** BEGIN **

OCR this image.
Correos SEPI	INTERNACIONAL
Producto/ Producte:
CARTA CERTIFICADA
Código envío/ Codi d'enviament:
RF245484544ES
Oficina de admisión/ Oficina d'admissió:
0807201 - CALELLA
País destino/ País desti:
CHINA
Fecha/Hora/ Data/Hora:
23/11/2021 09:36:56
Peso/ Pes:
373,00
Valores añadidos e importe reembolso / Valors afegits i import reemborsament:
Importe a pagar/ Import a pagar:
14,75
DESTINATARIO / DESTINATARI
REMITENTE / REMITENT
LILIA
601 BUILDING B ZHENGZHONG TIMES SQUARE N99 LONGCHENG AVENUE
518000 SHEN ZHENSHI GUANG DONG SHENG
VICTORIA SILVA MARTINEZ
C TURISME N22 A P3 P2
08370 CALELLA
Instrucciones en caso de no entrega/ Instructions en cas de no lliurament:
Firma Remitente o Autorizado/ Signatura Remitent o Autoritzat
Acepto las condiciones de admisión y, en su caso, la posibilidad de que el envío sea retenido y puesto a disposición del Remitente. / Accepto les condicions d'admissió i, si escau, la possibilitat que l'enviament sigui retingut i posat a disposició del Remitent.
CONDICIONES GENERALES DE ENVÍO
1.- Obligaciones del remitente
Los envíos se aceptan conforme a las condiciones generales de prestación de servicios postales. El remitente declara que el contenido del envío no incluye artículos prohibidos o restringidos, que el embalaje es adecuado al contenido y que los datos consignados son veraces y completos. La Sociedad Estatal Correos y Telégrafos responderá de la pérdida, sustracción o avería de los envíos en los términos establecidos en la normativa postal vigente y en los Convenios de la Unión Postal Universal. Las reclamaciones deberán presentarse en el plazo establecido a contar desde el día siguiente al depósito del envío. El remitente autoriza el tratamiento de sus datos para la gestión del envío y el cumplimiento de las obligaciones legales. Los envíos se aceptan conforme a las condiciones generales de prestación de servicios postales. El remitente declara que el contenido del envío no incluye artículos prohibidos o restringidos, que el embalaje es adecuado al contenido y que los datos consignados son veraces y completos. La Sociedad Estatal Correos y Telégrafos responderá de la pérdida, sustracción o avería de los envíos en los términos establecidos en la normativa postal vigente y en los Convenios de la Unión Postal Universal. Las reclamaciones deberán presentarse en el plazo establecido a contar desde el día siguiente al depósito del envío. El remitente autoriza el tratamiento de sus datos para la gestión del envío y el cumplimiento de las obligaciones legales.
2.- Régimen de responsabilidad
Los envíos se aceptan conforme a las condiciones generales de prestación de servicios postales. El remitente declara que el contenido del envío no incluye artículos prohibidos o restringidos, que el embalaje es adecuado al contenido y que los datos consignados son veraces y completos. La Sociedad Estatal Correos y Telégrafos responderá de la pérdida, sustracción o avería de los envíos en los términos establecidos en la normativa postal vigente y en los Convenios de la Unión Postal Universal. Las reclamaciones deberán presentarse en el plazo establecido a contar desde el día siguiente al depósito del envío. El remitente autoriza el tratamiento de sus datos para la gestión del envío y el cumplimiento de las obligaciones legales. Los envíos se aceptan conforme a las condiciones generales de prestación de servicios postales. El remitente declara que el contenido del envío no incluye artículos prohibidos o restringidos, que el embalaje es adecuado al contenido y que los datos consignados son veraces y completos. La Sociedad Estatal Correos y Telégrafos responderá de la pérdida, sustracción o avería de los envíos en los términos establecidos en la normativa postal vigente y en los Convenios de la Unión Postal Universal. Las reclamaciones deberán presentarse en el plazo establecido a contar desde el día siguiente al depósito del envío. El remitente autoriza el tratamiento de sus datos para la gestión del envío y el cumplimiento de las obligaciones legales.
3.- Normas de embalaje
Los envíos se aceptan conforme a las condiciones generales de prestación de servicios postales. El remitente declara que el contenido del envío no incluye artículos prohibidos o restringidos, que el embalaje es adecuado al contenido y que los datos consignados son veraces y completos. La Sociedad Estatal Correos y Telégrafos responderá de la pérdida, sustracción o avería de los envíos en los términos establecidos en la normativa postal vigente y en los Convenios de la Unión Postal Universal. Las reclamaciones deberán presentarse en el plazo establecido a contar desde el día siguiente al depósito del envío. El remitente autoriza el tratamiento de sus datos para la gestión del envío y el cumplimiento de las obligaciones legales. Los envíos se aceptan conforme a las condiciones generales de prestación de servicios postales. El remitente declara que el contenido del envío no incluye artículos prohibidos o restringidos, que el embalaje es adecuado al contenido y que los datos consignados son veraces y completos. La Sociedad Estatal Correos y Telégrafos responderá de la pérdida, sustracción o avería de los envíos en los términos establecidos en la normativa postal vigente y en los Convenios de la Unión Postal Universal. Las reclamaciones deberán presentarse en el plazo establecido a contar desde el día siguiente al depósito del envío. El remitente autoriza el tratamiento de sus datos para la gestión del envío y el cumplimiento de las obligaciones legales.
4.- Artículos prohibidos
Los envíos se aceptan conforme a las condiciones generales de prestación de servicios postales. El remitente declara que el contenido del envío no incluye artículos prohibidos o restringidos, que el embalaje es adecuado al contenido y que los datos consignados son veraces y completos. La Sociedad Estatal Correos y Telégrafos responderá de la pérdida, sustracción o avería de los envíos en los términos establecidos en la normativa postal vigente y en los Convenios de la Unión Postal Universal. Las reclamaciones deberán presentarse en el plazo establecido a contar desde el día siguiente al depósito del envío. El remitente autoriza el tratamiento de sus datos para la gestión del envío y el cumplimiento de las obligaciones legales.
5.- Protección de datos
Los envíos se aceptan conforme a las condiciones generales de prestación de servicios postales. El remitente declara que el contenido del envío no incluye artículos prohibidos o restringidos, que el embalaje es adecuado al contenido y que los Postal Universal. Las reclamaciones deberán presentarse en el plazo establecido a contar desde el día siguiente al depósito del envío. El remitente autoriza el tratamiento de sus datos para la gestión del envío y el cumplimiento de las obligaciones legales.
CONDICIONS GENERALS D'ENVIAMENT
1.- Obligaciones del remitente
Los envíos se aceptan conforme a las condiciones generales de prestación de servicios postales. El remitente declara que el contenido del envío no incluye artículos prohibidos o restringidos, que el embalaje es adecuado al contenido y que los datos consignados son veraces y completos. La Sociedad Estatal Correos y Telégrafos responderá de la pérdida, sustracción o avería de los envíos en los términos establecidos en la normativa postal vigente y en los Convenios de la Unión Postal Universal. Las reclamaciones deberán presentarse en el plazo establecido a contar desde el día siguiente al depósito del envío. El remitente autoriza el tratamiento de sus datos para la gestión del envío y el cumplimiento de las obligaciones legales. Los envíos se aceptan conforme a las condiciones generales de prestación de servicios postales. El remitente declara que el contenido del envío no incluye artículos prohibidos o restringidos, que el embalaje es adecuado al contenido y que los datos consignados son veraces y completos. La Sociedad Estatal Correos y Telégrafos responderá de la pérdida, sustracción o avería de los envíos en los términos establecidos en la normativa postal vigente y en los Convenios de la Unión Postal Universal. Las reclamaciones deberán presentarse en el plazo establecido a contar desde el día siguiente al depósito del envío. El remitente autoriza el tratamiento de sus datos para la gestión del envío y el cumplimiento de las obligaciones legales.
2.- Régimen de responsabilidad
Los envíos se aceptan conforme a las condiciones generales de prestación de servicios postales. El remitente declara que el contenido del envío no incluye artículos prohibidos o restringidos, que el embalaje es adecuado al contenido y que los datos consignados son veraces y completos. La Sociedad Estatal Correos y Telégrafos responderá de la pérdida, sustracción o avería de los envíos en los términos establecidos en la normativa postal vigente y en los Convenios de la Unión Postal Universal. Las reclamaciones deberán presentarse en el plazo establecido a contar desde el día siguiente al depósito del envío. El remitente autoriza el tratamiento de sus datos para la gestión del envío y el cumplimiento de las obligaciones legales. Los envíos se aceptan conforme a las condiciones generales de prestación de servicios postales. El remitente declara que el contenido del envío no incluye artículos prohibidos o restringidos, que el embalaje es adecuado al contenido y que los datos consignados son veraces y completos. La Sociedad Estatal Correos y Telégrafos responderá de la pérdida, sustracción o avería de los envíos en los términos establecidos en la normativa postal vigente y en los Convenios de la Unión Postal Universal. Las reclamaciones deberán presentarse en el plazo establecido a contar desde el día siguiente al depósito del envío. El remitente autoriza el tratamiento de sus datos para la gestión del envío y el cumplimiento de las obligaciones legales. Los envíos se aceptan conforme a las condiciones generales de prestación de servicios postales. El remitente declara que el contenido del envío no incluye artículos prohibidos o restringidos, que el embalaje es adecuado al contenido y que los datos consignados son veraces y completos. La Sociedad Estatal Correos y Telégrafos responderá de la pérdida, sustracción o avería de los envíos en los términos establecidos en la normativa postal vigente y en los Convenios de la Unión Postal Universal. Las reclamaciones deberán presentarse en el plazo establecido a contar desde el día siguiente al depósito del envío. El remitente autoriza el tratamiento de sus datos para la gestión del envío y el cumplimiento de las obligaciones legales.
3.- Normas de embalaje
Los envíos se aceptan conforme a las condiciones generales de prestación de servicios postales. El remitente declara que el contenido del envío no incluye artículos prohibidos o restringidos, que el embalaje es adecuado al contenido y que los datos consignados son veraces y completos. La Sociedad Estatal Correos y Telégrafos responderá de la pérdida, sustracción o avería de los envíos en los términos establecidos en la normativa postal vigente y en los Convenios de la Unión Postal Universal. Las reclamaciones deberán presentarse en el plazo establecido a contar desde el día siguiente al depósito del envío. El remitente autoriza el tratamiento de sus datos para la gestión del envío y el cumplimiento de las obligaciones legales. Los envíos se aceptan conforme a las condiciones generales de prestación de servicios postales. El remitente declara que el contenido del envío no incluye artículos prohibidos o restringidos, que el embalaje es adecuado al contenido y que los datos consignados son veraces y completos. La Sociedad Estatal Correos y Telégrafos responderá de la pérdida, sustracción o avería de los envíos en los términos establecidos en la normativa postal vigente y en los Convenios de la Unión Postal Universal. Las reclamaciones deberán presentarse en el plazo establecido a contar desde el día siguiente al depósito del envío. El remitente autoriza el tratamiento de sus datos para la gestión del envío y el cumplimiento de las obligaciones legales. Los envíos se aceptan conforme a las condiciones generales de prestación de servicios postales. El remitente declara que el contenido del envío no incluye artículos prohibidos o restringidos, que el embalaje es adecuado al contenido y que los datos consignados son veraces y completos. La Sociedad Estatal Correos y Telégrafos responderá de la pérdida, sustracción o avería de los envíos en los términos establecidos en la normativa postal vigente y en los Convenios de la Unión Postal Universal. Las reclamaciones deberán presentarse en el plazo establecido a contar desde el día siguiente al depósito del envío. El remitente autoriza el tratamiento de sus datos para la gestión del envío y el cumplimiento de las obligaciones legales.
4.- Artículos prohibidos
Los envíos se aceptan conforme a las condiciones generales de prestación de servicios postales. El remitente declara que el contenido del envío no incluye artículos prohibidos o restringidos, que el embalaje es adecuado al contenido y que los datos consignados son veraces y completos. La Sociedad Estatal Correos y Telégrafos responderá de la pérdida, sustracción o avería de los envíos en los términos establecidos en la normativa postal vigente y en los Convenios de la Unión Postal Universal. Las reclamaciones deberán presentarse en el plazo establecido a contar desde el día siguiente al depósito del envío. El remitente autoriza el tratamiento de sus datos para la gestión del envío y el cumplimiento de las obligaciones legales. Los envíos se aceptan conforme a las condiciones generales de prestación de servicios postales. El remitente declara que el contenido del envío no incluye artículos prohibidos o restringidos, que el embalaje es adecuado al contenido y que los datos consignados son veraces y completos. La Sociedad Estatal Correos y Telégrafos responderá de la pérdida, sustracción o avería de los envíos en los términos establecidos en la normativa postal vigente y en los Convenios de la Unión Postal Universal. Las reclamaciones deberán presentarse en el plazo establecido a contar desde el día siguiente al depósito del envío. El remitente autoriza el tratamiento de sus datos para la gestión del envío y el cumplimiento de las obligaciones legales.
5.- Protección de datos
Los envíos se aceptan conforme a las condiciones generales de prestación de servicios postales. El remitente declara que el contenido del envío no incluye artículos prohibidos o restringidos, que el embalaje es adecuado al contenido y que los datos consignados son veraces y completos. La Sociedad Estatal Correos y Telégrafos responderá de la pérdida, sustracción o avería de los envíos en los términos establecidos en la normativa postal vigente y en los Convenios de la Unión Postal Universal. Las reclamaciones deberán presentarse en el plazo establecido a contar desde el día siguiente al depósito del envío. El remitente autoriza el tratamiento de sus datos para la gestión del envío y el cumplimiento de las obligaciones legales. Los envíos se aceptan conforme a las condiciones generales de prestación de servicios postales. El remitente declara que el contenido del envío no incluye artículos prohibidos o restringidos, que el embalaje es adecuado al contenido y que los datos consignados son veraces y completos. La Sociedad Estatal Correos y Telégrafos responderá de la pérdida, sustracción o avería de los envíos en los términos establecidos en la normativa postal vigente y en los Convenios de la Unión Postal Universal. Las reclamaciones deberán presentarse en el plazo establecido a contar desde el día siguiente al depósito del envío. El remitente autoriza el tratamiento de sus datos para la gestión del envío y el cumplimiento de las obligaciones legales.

** END **

> **Requirements**: Search the data above for the string "admissió" and return every line that has it.

> **Solution to the problem**:
Oficina de admisión/ Oficina d'admissió:
Acepto las condiciones de admisión y, en su caso, la posibilidad de que el envío sea retenido y puesto a disposición del Remitente. / Accepto les condicions d'admissió i, si escau, la possibilitat que l'enviament sigui retingut i posat a disposició del Remitent.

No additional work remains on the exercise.